Work required - What follows is a listing; give it again exactly, in its entirety.

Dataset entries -
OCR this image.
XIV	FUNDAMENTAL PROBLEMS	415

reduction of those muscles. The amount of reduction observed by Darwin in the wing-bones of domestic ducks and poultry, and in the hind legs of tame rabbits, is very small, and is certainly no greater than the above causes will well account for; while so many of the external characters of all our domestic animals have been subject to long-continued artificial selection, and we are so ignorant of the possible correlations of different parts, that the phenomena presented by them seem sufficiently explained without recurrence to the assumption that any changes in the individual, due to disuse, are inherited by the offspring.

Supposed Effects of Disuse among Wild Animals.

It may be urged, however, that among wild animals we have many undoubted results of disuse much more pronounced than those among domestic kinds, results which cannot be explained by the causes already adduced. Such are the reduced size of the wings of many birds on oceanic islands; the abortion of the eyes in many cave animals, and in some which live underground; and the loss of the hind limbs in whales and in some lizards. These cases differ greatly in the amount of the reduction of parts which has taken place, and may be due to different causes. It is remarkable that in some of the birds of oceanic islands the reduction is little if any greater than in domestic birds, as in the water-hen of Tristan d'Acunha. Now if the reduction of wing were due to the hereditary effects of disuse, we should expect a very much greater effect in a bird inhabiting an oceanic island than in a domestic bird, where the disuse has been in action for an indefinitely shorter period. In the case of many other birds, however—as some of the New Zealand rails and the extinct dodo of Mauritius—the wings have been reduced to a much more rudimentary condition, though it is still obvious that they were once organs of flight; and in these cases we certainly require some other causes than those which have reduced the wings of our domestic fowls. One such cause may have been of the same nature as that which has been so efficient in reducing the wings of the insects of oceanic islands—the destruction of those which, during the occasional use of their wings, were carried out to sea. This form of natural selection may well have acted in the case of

Output of the task -
OCR this image.
XIV	FUNDAMENTAL PROBLEMS	415

reduction of those muscles. The amount of reduction observed by Darwin in the wing-bones of domestic ducks and poultry, and in the hind legs of tame rabbits, is very small, and is certainly no greater than the above causes will well account for; while so many of the external characters of all our domestic animals have been subject to long-continued artificial selection, and we are so ignorant of the possible correlations of different parts, that the phenomena presented by them seem sufficiently explained without recurrence to the assumption that any changes in the individual, due to disuse, are inherited by the offspring.

Supposed Effects of Disuse among Wild Animals.

It may be urged, however, that among wild animals we have many undoubted results of disuse much more pronounced than those among domestic kinds, results which cannot be explained by the causes already adduced. Such are the reduced size of the wings of many birds on oceanic islands; the abortion of the eyes in many cave animals, and in some which live underground; and the loss of the hind limbs in whales and in some lizards. These cases differ greatly in the amount of the reduction of parts which has taken place, and may be due to different causes. It is remarkable that in some of the birds of oceanic islands the reduction is little if any greater than in domestic birds, as in the water-hen of Tristan d'Acunha. Now if the reduction of wing were due to the hereditary effects of disuse, we should expect a very much greater effect in a bird inhabiting an oceanic island than in a domestic bird, where the disuse has been in action for an indefinitely shorter period. In the case of many other birds, however—as some of the New Zealand rails and the extinct dodo of Mauritius—the wings have been reduced to a much more rudimentary condition, though it is still obvious that they were once organs of flight; and in these cases we certainly require some other causes than those which have reduced the wings of our domestic fowls. One such cause may have been of the same nature as that which has been so efficient in reducing the wings of the insects of oceanic islands—the destruction of those which, during the occasional use of their wings, were carried out to sea. This form of natural selection may well have acted in the case of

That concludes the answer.